Data extracted from a collection
· · ·
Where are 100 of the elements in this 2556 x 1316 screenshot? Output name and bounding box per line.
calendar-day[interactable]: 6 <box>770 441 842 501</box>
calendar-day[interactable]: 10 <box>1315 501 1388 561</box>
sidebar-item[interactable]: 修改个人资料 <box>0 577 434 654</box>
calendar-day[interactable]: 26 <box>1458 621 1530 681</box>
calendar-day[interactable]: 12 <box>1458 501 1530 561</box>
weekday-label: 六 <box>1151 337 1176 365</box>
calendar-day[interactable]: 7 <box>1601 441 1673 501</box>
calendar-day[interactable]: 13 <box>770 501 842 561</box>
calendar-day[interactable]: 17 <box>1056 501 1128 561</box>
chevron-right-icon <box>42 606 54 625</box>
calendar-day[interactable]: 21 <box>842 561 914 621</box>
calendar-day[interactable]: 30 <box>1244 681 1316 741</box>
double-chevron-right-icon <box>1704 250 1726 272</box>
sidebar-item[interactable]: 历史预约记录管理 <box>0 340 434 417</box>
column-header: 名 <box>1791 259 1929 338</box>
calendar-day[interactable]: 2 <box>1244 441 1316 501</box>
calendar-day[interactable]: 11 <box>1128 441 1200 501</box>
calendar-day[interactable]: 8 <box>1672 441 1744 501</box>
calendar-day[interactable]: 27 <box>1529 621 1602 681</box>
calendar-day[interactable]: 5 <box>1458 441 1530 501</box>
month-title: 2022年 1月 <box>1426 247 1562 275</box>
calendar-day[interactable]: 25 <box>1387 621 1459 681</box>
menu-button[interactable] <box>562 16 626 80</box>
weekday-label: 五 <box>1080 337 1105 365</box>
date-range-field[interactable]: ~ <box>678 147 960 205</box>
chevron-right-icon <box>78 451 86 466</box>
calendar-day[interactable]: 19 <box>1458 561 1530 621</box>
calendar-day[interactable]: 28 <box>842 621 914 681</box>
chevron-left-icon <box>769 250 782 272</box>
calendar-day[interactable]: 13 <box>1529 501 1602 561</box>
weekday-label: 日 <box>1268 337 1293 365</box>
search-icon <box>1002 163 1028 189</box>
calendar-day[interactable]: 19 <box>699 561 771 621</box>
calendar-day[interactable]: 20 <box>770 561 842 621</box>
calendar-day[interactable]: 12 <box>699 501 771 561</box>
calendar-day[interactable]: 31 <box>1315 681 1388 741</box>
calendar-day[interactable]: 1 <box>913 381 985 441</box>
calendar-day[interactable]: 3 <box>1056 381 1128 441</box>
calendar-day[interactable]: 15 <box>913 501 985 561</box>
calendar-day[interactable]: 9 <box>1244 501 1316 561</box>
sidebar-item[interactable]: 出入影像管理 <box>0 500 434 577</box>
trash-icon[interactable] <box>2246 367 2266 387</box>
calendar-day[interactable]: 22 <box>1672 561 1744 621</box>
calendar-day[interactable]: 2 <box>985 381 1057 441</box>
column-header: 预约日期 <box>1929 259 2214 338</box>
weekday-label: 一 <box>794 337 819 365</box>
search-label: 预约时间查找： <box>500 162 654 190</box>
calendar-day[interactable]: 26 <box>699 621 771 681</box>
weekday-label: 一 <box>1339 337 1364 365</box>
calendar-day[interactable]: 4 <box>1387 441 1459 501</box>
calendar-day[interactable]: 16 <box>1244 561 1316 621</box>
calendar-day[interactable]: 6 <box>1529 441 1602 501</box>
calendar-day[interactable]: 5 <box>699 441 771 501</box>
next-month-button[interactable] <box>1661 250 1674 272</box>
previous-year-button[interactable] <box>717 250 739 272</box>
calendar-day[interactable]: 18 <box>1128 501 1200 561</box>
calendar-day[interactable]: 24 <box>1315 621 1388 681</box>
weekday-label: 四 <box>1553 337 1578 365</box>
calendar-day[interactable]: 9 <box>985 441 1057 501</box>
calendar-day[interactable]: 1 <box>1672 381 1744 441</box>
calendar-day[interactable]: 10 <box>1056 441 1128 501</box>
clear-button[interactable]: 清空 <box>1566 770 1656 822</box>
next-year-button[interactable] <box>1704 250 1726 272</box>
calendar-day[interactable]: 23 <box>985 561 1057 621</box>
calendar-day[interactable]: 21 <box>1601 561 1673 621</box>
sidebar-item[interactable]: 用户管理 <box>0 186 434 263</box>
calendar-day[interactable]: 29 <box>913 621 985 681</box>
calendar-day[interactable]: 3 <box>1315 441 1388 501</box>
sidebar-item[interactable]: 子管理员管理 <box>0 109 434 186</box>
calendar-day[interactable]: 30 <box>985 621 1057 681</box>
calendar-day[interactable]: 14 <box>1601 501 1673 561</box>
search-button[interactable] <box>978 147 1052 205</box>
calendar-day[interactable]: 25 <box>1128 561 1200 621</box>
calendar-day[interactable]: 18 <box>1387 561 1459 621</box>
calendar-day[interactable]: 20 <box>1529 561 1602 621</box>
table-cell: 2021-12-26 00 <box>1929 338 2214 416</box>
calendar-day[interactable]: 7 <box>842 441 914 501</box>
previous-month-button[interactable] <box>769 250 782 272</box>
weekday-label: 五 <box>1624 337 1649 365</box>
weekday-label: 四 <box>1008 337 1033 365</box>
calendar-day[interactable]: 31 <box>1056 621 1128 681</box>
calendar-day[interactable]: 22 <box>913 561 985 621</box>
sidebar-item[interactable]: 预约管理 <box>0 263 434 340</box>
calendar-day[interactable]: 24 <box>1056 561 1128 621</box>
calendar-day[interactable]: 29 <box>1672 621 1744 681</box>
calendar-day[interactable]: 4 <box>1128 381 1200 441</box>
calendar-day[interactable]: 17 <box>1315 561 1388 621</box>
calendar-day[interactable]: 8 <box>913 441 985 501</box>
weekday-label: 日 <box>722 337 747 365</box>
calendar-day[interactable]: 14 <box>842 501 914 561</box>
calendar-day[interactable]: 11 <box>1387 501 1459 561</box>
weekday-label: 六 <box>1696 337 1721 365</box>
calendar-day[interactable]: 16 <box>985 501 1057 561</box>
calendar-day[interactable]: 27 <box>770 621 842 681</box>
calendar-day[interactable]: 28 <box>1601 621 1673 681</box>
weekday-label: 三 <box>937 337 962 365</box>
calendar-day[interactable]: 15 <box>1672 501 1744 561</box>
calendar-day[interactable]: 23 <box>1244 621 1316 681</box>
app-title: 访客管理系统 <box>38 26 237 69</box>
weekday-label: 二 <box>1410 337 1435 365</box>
· · ·
Do this: Copy every one of the entries above line for line, without changing a single character.

Task output:
Where are 100 of the elements in this 2556 x 1316 screenshot? Output name and bounding box per line.
calendar-day[interactable]: 6 <box>770 441 842 501</box>
calendar-day[interactable]: 10 <box>1315 501 1388 561</box>
sidebar-item[interactable]: 修改个人资料 <box>0 577 434 654</box>
calendar-day[interactable]: 26 <box>1458 621 1530 681</box>
calendar-day[interactable]: 12 <box>1458 501 1530 561</box>
weekday-label: 六 <box>1151 337 1176 365</box>
calendar-day[interactable]: 7 <box>1601 441 1673 501</box>
calendar-day[interactable]: 13 <box>770 501 842 561</box>
calendar-day[interactable]: 17 <box>1056 501 1128 561</box>
chevron-right-icon <box>42 606 54 625</box>
calendar-day[interactable]: 21 <box>842 561 914 621</box>
calendar-day[interactable]: 30 <box>1244 681 1316 741</box>
double-chevron-right-icon <box>1704 250 1726 272</box>
sidebar-item[interactable]: 历史预约记录管理 <box>0 340 434 417</box>
column-header: 名 <box>1791 259 1929 338</box>
calendar-day[interactable]: 2 <box>1244 441 1316 501</box>
calendar-day[interactable]: 11 <box>1128 441 1200 501</box>
calendar-day[interactable]: 8 <box>1672 441 1744 501</box>
calendar-day[interactable]: 27 <box>1529 621 1602 681</box>
calendar-day[interactable]: 5 <box>1458 441 1530 501</box>
month-title: 2022年 1月 <box>1426 247 1562 275</box>
calendar-day[interactable]: 25 <box>1387 621 1459 681</box>
menu-button[interactable] <box>562 16 626 80</box>
weekday-label: 五 <box>1080 337 1105 365</box>
date-range-field[interactable]: ~ <box>678 147 960 205</box>
chevron-right-icon <box>78 451 86 466</box>
calendar-day[interactable]: 19 <box>1458 561 1530 621</box>
calendar-day[interactable]: 28 <box>842 621 914 681</box>
chevron-left-icon <box>769 250 782 272</box>
calendar-day[interactable]: 13 <box>1529 501 1602 561</box>
weekday-label: 日 <box>1268 337 1293 365</box>
search-icon <box>1002 163 1028 189</box>
calendar-day[interactable]: 19 <box>699 561 771 621</box>
calendar-day[interactable]: 20 <box>770 561 842 621</box>
calendar-day[interactable]: 12 <box>699 501 771 561</box>
calendar-day[interactable]: 31 <box>1315 681 1388 741</box>
calendar-day[interactable]: 1 <box>913 381 985 441</box>
calendar-day[interactable]: 3 <box>1056 381 1128 441</box>
calendar-day[interactable]: 15 <box>913 501 985 561</box>
calendar-day[interactable]: 9 <box>1244 501 1316 561</box>
sidebar-item[interactable]: 出入影像管理 <box>0 500 434 577</box>
trash-icon[interactable] <box>2246 367 2266 387</box>
calendar-day[interactable]: 22 <box>1672 561 1744 621</box>
calendar-day[interactable]: 2 <box>985 381 1057 441</box>
column-header: 预约日期 <box>1929 259 2214 338</box>
weekday-label: 一 <box>794 337 819 365</box>
search-label: 预约时间查找： <box>500 162 654 190</box>
calendar-day[interactable]: 26 <box>699 621 771 681</box>
weekday-label: 一 <box>1339 337 1364 365</box>
calendar-day[interactable]: 4 <box>1387 441 1459 501</box>
calendar-day[interactable]: 16 <box>1244 561 1316 621</box>
calendar-day[interactable]: 6 <box>1529 441 1602 501</box>
calendar-day[interactable]: 5 <box>699 441 771 501</box>
next-month-button[interactable] <box>1661 250 1674 272</box>
previous-year-button[interactable] <box>717 250 739 272</box>
calendar-day[interactable]: 18 <box>1128 501 1200 561</box>
calendar-day[interactable]: 24 <box>1315 621 1388 681</box>
weekday-label: 四 <box>1553 337 1578 365</box>
calendar-day[interactable]: 9 <box>985 441 1057 501</box>
calendar-day[interactable]: 1 <box>1672 381 1744 441</box>
calendar-day[interactable]: 10 <box>1056 441 1128 501</box>
clear-button[interactable]: 清空 <box>1566 770 1656 822</box>
next-year-button[interactable] <box>1704 250 1726 272</box>
calendar-day[interactable]: 23 <box>985 561 1057 621</box>
calendar-day[interactable]: 21 <box>1601 561 1673 621</box>
sidebar-item[interactable]: 用户管理 <box>0 186 434 263</box>
calendar-day[interactable]: 29 <box>913 621 985 681</box>
calendar-day[interactable]: 3 <box>1315 441 1388 501</box>
sidebar-item[interactable]: 子管理员管理 <box>0 109 434 186</box>
calendar-day[interactable]: 30 <box>985 621 1057 681</box>
calendar-day[interactable]: 14 <box>1601 501 1673 561</box>
search-button[interactable] <box>978 147 1052 205</box>
calendar-day[interactable]: 25 <box>1128 561 1200 621</box>
calendar-day[interactable]: 18 <box>1387 561 1459 621</box>
calendar-day[interactable]: 20 <box>1529 561 1602 621</box>
table-cell: 2021-12-26 00 <box>1929 338 2214 416</box>
calendar-day[interactable]: 7 <box>842 441 914 501</box>
previous-month-button[interactable] <box>769 250 782 272</box>
weekday-label: 五 <box>1624 337 1649 365</box>
weekday-label: 四 <box>1008 337 1033 365</box>
calendar-day[interactable]: 31 <box>1056 621 1128 681</box>
calendar-day[interactable]: 22 <box>913 561 985 621</box>
sidebar-item[interactable]: 预约管理 <box>0 263 434 340</box>
calendar-day[interactable]: 24 <box>1056 561 1128 621</box>
calendar-day[interactable]: 29 <box>1672 621 1744 681</box>
calendar-day[interactable]: 4 <box>1128 381 1200 441</box>
calendar-day[interactable]: 17 <box>1315 561 1388 621</box>
calendar-day[interactable]: 8 <box>913 441 985 501</box>
weekday-label: 日 <box>722 337 747 365</box>
calendar-day[interactable]: 14 <box>842 501 914 561</box>
calendar-day[interactable]: 11 <box>1387 501 1459 561</box>
weekday-label: 六 <box>1696 337 1721 365</box>
calendar-day[interactable]: 16 <box>985 501 1057 561</box>
calendar-day[interactable]: 27 <box>770 621 842 681</box>
calendar-day[interactable]: 28 <box>1601 621 1673 681</box>
weekday-label: 三 <box>937 337 962 365</box>
calendar-day[interactable]: 15 <box>1672 501 1744 561</box>
calendar-day[interactable]: 23 <box>1244 621 1316 681</box>
app-title: 访客管理系统 <box>38 26 237 69</box>
weekday-label: 二 <box>1410 337 1435 365</box>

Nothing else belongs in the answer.